Take every line from the material that has the word "Lambda" in it.

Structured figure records
━━━━━━━━━━━━━━━━━━━━
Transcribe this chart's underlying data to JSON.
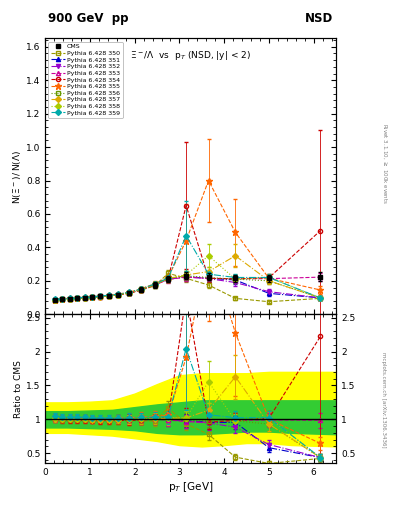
{
  "title_left": "900 GeV  pp",
  "title_right": "NSD",
  "plot_title": "$\\Xi^-/\\Lambda$  vs  p$_T$ (NSD, |y| < 2)",
  "ylabel_main": "N($\\Xi^-$)$_{\\,}$/$_{\\,}$N($\\Lambda$)",
  "ylabel_ratio": "Ratio to CMS",
  "xlabel": "p$_T$ [GeV]",
  "right_label_top": "Rivet 3.1.10, $\\geq$ 100k events",
  "right_label_bot": "mcplots.cern.ch [arXiv:1306.3436]",
  "ylim_main": [
    0.0,
    1.65
  ],
  "ylim_ratio": [
    0.35,
    2.55
  ],
  "xlim": [
    0.0,
    6.5
  ],
  "yticks_main": [
    0.0,
    0.2,
    0.4,
    0.6,
    0.8,
    1.0,
    1.2,
    1.4,
    1.6
  ],
  "yticks_ratio": [
    0.5,
    1.0,
    1.5,
    2.0,
    2.5
  ],
  "xticks": [
    0,
    1,
    2,
    3,
    4,
    5,
    6
  ],
  "cms_x": [
    0.22,
    0.38,
    0.55,
    0.72,
    0.88,
    1.05,
    1.22,
    1.42,
    1.62,
    1.88,
    2.15,
    2.45,
    2.75,
    3.15,
    3.65,
    4.25,
    5.0,
    6.15
  ],
  "cms_y": [
    0.085,
    0.09,
    0.093,
    0.096,
    0.099,
    0.103,
    0.107,
    0.112,
    0.118,
    0.128,
    0.148,
    0.175,
    0.21,
    0.23,
    0.225,
    0.215,
    0.215,
    0.225
  ],
  "cms_yerr": [
    0.007,
    0.007,
    0.007,
    0.007,
    0.007,
    0.008,
    0.008,
    0.009,
    0.01,
    0.011,
    0.013,
    0.016,
    0.02,
    0.022,
    0.022,
    0.022,
    0.022,
    0.025
  ],
  "series": [
    {
      "label": "Pythia 6.428 350",
      "color": "#999900",
      "marker": "s",
      "filled": false,
      "linestyle": "--",
      "x": [
        0.22,
        0.38,
        0.55,
        0.72,
        0.88,
        1.05,
        1.22,
        1.42,
        1.62,
        1.88,
        2.15,
        2.45,
        2.75,
        3.15,
        3.65,
        4.25,
        5.0,
        6.15
      ],
      "y": [
        0.086,
        0.09,
        0.093,
        0.096,
        0.099,
        0.102,
        0.106,
        0.11,
        0.116,
        0.126,
        0.145,
        0.17,
        0.245,
        0.215,
        0.175,
        0.095,
        0.075,
        0.095
      ],
      "yerr": [
        0.004,
        0.004,
        0.004,
        0.004,
        0.004,
        0.004,
        0.005,
        0.005,
        0.006,
        0.008,
        0.01,
        0.013,
        0.022,
        0.02,
        0.018,
        0.01,
        0.009,
        0.012
      ]
    },
    {
      "label": "Pythia 6.428 351",
      "color": "#0000cc",
      "marker": "^",
      "filled": true,
      "linestyle": "-.",
      "x": [
        0.22,
        0.38,
        0.55,
        0.72,
        0.88,
        1.05,
        1.22,
        1.42,
        1.62,
        1.88,
        2.15,
        2.45,
        2.75,
        3.15,
        3.65,
        4.25,
        5.0,
        6.15
      ],
      "y": [
        0.088,
        0.092,
        0.095,
        0.098,
        0.101,
        0.104,
        0.108,
        0.113,
        0.119,
        0.13,
        0.15,
        0.178,
        0.212,
        0.225,
        0.215,
        0.205,
        0.125,
        0.098
      ],
      "yerr": [
        0.004,
        0.004,
        0.004,
        0.004,
        0.004,
        0.004,
        0.005,
        0.005,
        0.006,
        0.008,
        0.01,
        0.013,
        0.02,
        0.022,
        0.022,
        0.022,
        0.014,
        0.012
      ]
    },
    {
      "label": "Pythia 6.428 352",
      "color": "#9900cc",
      "marker": "v",
      "filled": true,
      "linestyle": "-.",
      "x": [
        0.22,
        0.38,
        0.55,
        0.72,
        0.88,
        1.05,
        1.22,
        1.42,
        1.62,
        1.88,
        2.15,
        2.45,
        2.75,
        3.15,
        3.65,
        4.25,
        5.0,
        6.15
      ],
      "y": [
        0.087,
        0.091,
        0.094,
        0.097,
        0.1,
        0.103,
        0.107,
        0.112,
        0.118,
        0.128,
        0.148,
        0.176,
        0.21,
        0.223,
        0.213,
        0.19,
        0.135,
        0.098
      ],
      "yerr": [
        0.004,
        0.004,
        0.004,
        0.004,
        0.004,
        0.004,
        0.005,
        0.005,
        0.006,
        0.008,
        0.01,
        0.013,
        0.02,
        0.022,
        0.022,
        0.02,
        0.014,
        0.012
      ]
    },
    {
      "label": "Pythia 6.428 353",
      "color": "#cc0099",
      "marker": "^",
      "filled": false,
      "linestyle": "--",
      "x": [
        0.22,
        0.38,
        0.55,
        0.72,
        0.88,
        1.05,
        1.22,
        1.42,
        1.62,
        1.88,
        2.15,
        2.45,
        2.75,
        3.15,
        3.65,
        4.25,
        5.0,
        6.15
      ],
      "y": [
        0.086,
        0.09,
        0.093,
        0.096,
        0.099,
        0.102,
        0.106,
        0.111,
        0.117,
        0.127,
        0.147,
        0.175,
        0.208,
        0.222,
        0.215,
        0.212,
        0.213,
        0.222
      ],
      "yerr": [
        0.004,
        0.004,
        0.004,
        0.004,
        0.004,
        0.004,
        0.005,
        0.005,
        0.006,
        0.008,
        0.01,
        0.013,
        0.02,
        0.022,
        0.022,
        0.022,
        0.022,
        0.025
      ]
    },
    {
      "label": "Pythia 6.428 354",
      "color": "#cc0000",
      "marker": "o",
      "filled": false,
      "linestyle": "--",
      "x": [
        0.22,
        0.38,
        0.55,
        0.72,
        0.88,
        1.05,
        1.22,
        1.42,
        1.62,
        1.88,
        2.15,
        2.45,
        2.75,
        3.15,
        3.65,
        4.25,
        5.0,
        6.15
      ],
      "y": [
        0.085,
        0.089,
        0.092,
        0.095,
        0.098,
        0.101,
        0.105,
        0.11,
        0.116,
        0.126,
        0.147,
        0.176,
        0.215,
        0.65,
        0.215,
        0.212,
        0.218,
        0.5
      ],
      "yerr": [
        0.004,
        0.004,
        0.004,
        0.004,
        0.004,
        0.004,
        0.005,
        0.005,
        0.006,
        0.008,
        0.01,
        0.013,
        0.02,
        0.38,
        0.022,
        0.022,
        0.022,
        0.6
      ]
    },
    {
      "label": "Pythia 6.428 355",
      "color": "#ff6600",
      "marker": "*",
      "filled": true,
      "linestyle": "--",
      "x": [
        0.22,
        0.38,
        0.55,
        0.72,
        0.88,
        1.05,
        1.22,
        1.42,
        1.62,
        1.88,
        2.15,
        2.45,
        2.75,
        3.15,
        3.65,
        4.25,
        5.0,
        6.15
      ],
      "y": [
        0.088,
        0.092,
        0.095,
        0.098,
        0.101,
        0.104,
        0.108,
        0.113,
        0.12,
        0.131,
        0.153,
        0.183,
        0.222,
        0.44,
        0.8,
        0.49,
        0.215,
        0.145
      ],
      "yerr": [
        0.004,
        0.004,
        0.004,
        0.004,
        0.004,
        0.004,
        0.005,
        0.005,
        0.006,
        0.008,
        0.011,
        0.014,
        0.021,
        0.22,
        0.25,
        0.2,
        0.022,
        0.022
      ]
    },
    {
      "label": "Pythia 6.428 356",
      "color": "#669900",
      "marker": "s",
      "filled": false,
      "linestyle": ":",
      "x": [
        0.22,
        0.38,
        0.55,
        0.72,
        0.88,
        1.05,
        1.22,
        1.42,
        1.62,
        1.88,
        2.15,
        2.45,
        2.75,
        3.15,
        3.65,
        4.25,
        5.0,
        6.15
      ],
      "y": [
        0.087,
        0.091,
        0.094,
        0.097,
        0.1,
        0.103,
        0.107,
        0.112,
        0.118,
        0.129,
        0.149,
        0.178,
        0.215,
        0.23,
        0.22,
        0.21,
        0.2,
        0.098
      ],
      "yerr": [
        0.004,
        0.004,
        0.004,
        0.004,
        0.004,
        0.004,
        0.005,
        0.005,
        0.006,
        0.008,
        0.01,
        0.013,
        0.02,
        0.022,
        0.022,
        0.022,
        0.022,
        0.012
      ]
    },
    {
      "label": "Pythia 6.428 357",
      "color": "#ddaa00",
      "marker": "D",
      "filled": true,
      "linestyle": "-.",
      "x": [
        0.22,
        0.38,
        0.55,
        0.72,
        0.88,
        1.05,
        1.22,
        1.42,
        1.62,
        1.88,
        2.15,
        2.45,
        2.75,
        3.15,
        3.65,
        4.25,
        5.0,
        6.15
      ],
      "y": [
        0.086,
        0.09,
        0.093,
        0.096,
        0.099,
        0.102,
        0.106,
        0.111,
        0.117,
        0.128,
        0.148,
        0.177,
        0.213,
        0.235,
        0.255,
        0.35,
        0.2,
        0.098
      ],
      "yerr": [
        0.004,
        0.004,
        0.004,
        0.004,
        0.004,
        0.004,
        0.005,
        0.005,
        0.006,
        0.008,
        0.01,
        0.013,
        0.02,
        0.022,
        0.025,
        0.07,
        0.022,
        0.012
      ]
    },
    {
      "label": "Pythia 6.428 358",
      "color": "#aacc00",
      "marker": "D",
      "filled": true,
      "linestyle": ":",
      "x": [
        0.22,
        0.38,
        0.55,
        0.72,
        0.88,
        1.05,
        1.22,
        1.42,
        1.62,
        1.88,
        2.15,
        2.45,
        2.75,
        3.15,
        3.65,
        4.25,
        5.0,
        6.15
      ],
      "y": [
        0.087,
        0.091,
        0.094,
        0.097,
        0.1,
        0.103,
        0.107,
        0.112,
        0.118,
        0.129,
        0.15,
        0.178,
        0.215,
        0.235,
        0.35,
        0.21,
        0.22,
        0.098
      ],
      "yerr": [
        0.004,
        0.004,
        0.004,
        0.004,
        0.004,
        0.004,
        0.005,
        0.005,
        0.006,
        0.008,
        0.01,
        0.013,
        0.02,
        0.022,
        0.07,
        0.022,
        0.022,
        0.012
      ]
    },
    {
      "label": "Pythia 6.428 359",
      "color": "#00aaaa",
      "marker": "D",
      "filled": true,
      "linestyle": "-.",
      "x": [
        0.22,
        0.38,
        0.55,
        0.72,
        0.88,
        1.05,
        1.22,
        1.42,
        1.62,
        1.88,
        2.15,
        2.45,
        2.75,
        3.15,
        3.65,
        4.25,
        5.0,
        6.15
      ],
      "y": [
        0.089,
        0.093,
        0.096,
        0.099,
        0.102,
        0.105,
        0.109,
        0.114,
        0.12,
        0.131,
        0.152,
        0.181,
        0.217,
        0.47,
        0.24,
        0.22,
        0.22,
        0.098
      ],
      "yerr": [
        0.004,
        0.004,
        0.004,
        0.004,
        0.004,
        0.004,
        0.005,
        0.005,
        0.006,
        0.008,
        0.01,
        0.013,
        0.02,
        0.21,
        0.025,
        0.022,
        0.022,
        0.012
      ]
    }
  ],
  "yellow_band": {
    "x": [
      0.0,
      0.5,
      1.0,
      1.5,
      2.0,
      2.5,
      3.0,
      3.5,
      4.0,
      4.5,
      5.0,
      5.5,
      6.5
    ],
    "lo": [
      0.8,
      0.8,
      0.78,
      0.76,
      0.72,
      0.68,
      0.62,
      0.6,
      0.62,
      0.65,
      0.65,
      0.62,
      0.6
    ],
    "hi": [
      1.25,
      1.25,
      1.26,
      1.28,
      1.38,
      1.52,
      1.65,
      1.68,
      1.68,
      1.68,
      1.7,
      1.7,
      1.7
    ]
  },
  "green_band": {
    "x": [
      0.0,
      0.5,
      1.0,
      1.5,
      2.0,
      2.5,
      3.0,
      3.5,
      4.0,
      4.5,
      5.0,
      5.5,
      6.5
    ],
    "lo": [
      0.88,
      0.88,
      0.87,
      0.86,
      0.84,
      0.8,
      0.78,
      0.78,
      0.8,
      0.82,
      0.82,
      0.8,
      0.78
    ],
    "hi": [
      1.12,
      1.12,
      1.13,
      1.14,
      1.18,
      1.22,
      1.25,
      1.28,
      1.28,
      1.28,
      1.28,
      1.28,
      1.28
    ]
  }
}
━━━━━━━━━━━━━━━━━━━━
EXERCISE ANSWER.
  "plot_title": "$\\Xi^-/\\Lambda$  vs  p$_T$ (NSD, |y| < 2)",
  "ylabel_main": "N($\\Xi^-$)$_{\\,}$/$_{\\,}$N($\\Lambda$)",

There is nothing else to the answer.